-- DIRECTIONS --
Write out all the data again, exactly as it stands.

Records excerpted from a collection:
* * *

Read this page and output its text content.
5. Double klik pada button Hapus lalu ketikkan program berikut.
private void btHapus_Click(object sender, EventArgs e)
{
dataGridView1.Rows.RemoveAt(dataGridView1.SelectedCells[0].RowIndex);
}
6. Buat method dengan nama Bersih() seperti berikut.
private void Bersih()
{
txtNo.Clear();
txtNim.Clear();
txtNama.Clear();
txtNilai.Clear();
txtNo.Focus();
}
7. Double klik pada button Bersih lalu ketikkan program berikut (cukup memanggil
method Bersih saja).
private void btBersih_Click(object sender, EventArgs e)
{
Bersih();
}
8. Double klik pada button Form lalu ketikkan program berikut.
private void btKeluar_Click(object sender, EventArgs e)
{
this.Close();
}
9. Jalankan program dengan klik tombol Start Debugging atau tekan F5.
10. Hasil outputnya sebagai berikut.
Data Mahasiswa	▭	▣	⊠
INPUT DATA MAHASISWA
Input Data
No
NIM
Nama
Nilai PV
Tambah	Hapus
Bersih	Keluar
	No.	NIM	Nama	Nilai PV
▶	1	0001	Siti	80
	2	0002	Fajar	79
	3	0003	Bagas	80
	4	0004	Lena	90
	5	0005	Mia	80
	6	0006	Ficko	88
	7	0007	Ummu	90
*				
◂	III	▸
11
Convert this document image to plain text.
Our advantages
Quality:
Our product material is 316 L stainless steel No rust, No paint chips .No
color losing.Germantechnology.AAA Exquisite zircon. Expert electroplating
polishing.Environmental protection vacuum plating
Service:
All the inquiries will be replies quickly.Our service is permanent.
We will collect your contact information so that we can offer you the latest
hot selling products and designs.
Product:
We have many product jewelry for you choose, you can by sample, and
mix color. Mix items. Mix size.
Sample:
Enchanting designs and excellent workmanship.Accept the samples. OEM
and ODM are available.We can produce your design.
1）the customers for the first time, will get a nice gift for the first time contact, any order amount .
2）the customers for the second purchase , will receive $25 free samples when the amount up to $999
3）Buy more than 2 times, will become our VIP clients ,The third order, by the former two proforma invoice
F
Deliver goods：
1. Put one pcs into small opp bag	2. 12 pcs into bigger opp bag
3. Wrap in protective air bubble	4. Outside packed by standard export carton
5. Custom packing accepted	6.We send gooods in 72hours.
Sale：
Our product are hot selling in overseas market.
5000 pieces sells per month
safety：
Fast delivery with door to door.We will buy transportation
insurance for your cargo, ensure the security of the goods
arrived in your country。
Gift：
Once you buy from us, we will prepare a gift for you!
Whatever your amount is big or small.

* * *

-- RESPONSE BELOW --
Read this page and output its text content.
5. Double klik pada button Hapus lalu ketikkan program berikut.
private void btHapus_Click(object sender, EventArgs e)
{
dataGridView1.Rows.RemoveAt(dataGridView1.SelectedCells[0].RowIndex);
}
6. Buat method dengan nama Bersih() seperti berikut.
private void Bersih()
{
txtNo.Clear();
txtNim.Clear();
txtNama.Clear();
txtNilai.Clear();
txtNo.Focus();
}
7. Double klik pada button Bersih lalu ketikkan program berikut (cukup memanggil
method Bersih saja).
private void btBersih_Click(object sender, EventArgs e)
{
Bersih();
}
8. Double klik pada button Form lalu ketikkan program berikut.
private void btKeluar_Click(object sender, EventArgs e)
{
this.Close();
}
9. Jalankan program dengan klik tombol Start Debugging atau tekan F5.
10. Hasil outputnya sebagai berikut.
Data Mahasiswa	▭	▣	⊠
INPUT DATA MAHASISWA
Input Data
No
NIM
Nama
Nilai PV
Tambah	Hapus
Bersih	Keluar
	No.	NIM	Nama	Nilai PV
▶	1	0001	Siti	80
	2	0002	Fajar	79
	3	0003	Bagas	80
	4	0004	Lena	90
	5	0005	Mia	80
	6	0006	Ficko	88
	7	0007	Ummu	90
*				
◂	III	▸
11
Convert this document image to plain text.
Our advantages
Quality:
Our product material is 316 L stainless steel No rust, No paint chips .No
color losing.Germantechnology.AAA Exquisite zircon. Expert electroplating
polishing.Environmental protection vacuum plating
Service:
All the inquiries will be replies quickly.Our service is permanent.
We will collect your contact information so that we can offer you the latest
hot selling products and designs.
Product:
We have many product jewelry for you choose, you can by sample, and
mix color. Mix items. Mix size.
Sample:
Enchanting designs and excellent workmanship.Accept the samples. OEM
and ODM are available.We can produce your design.
1）the customers for the first time, will get a nice gift for the first time contact, any order amount .
2）the customers for the second purchase , will receive $25 free samples when the amount up to $999
3）Buy more than 2 times, will become our VIP clients ,The third order, by the former two proforma invoice
F
Deliver goods：
1. Put one pcs into small opp bag	2. 12 pcs into bigger opp bag
3. Wrap in protective air bubble	4. Outside packed by standard export carton
5. Custom packing accepted	6.We send gooods in 72hours.
Sale：
Our product are hot selling in overseas market.
5000 pieces sells per month
safety：
Fast delivery with door to door.We will buy transportation
insurance for your cargo, ensure the security of the goods
arrived in your country。
Gift：
Once you buy from us, we will prepare a gift for you!
Whatever your amount is big or small.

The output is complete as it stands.